— WHAT THE EXERCISE ASKS —
Render the material again word for word, skipping the pictures in it.

--- START DATASET CONTENT ---

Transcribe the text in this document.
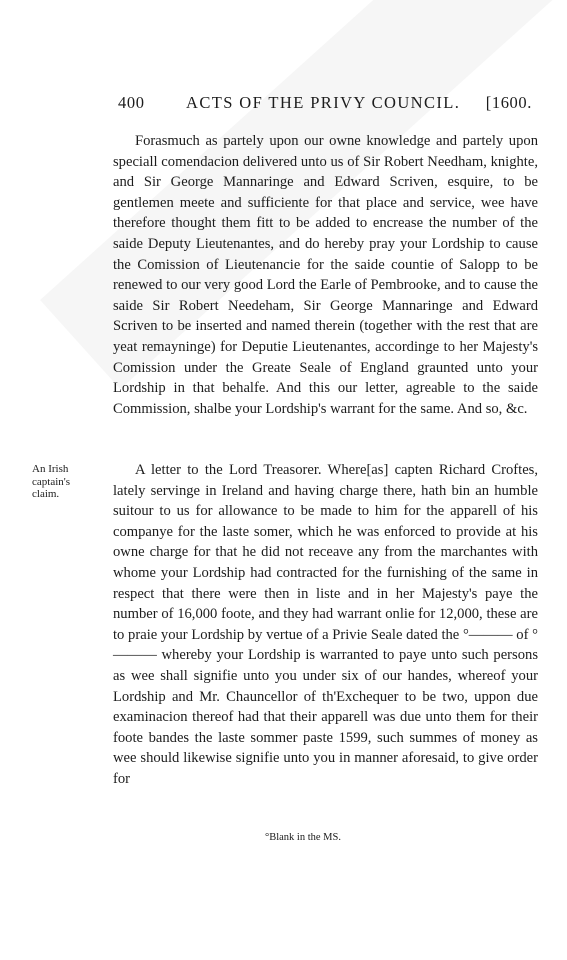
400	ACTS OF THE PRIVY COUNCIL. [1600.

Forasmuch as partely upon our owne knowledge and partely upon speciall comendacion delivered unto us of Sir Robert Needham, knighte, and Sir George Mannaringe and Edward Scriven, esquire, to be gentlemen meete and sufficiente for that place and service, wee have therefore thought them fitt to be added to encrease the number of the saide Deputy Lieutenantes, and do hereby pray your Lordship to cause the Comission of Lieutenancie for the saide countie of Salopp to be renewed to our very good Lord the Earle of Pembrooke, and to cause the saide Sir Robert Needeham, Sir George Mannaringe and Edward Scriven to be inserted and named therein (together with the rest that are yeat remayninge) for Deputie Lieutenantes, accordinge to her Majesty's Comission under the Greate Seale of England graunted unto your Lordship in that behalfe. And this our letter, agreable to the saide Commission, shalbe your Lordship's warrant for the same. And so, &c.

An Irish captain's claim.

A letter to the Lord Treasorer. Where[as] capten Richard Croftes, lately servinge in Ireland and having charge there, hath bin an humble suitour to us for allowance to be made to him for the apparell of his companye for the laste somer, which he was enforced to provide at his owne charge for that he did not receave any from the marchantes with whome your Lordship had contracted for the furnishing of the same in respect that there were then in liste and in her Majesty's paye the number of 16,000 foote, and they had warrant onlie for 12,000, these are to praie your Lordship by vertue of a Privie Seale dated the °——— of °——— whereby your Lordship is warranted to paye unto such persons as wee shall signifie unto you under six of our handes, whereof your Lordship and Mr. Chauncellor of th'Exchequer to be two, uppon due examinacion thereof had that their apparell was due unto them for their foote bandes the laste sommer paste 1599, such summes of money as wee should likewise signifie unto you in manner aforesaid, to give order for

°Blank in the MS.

--- END DATASET CONTENT ---

— REPLY TO THE TASK —
Transcribe the text in this document.
400	ACTS OF THE PRIVY COUNCIL. [1600.

Forasmuch as partely upon our owne knowledge and partely upon speciall comendacion delivered unto us of Sir Robert Needham, knighte, and Sir George Mannaringe and Edward Scriven, esquire, to be gentlemen meete and sufficiente for that place and service, wee have therefore thought them fitt to be added to encrease the number of the saide Deputy Lieutenantes, and do hereby pray your Lordship to cause the Comission of Lieutenancie for the saide countie of Salopp to be renewed to our very good Lord the Earle of Pembrooke, and to cause the saide Sir Robert Needeham, Sir George Mannaringe and Edward Scriven to be inserted and named therein (together with the rest that are yeat remayninge) for Deputie Lieutenantes, accordinge to her Majesty's Comission under the Greate Seale of England graunted unto your Lordship in that behalfe. And this our letter, agreable to the saide Commission, shalbe your Lordship's warrant for the same. And so, &c.

An Irish captain's claim.

A letter to the Lord Treasorer. Where[as] capten Richard Croftes, lately servinge in Ireland and having charge there, hath bin an humble suitour to us for allowance to be made to him for the apparell of his companye for the laste somer, which he was enforced to provide at his owne charge for that he did not receave any from the marchantes with whome your Lordship had contracted for the furnishing of the same in respect that there were then in liste and in her Majesty's paye the number of 16,000 foote, and they had warrant onlie for 12,000, these are to praie your Lordship by vertue of a Privie Seale dated the °——— of °——— whereby your Lordship is warranted to paye unto such persons as wee shall signifie unto you under six of our handes, whereof your Lordship and Mr. Chauncellor of th'Exchequer to be two, uppon due examinacion thereof had that their apparell was due unto them for their foote bandes the laste sommer paste 1599, such summes of money as wee should likewise signifie unto you in manner aforesaid, to give order for

°Blank in the MS.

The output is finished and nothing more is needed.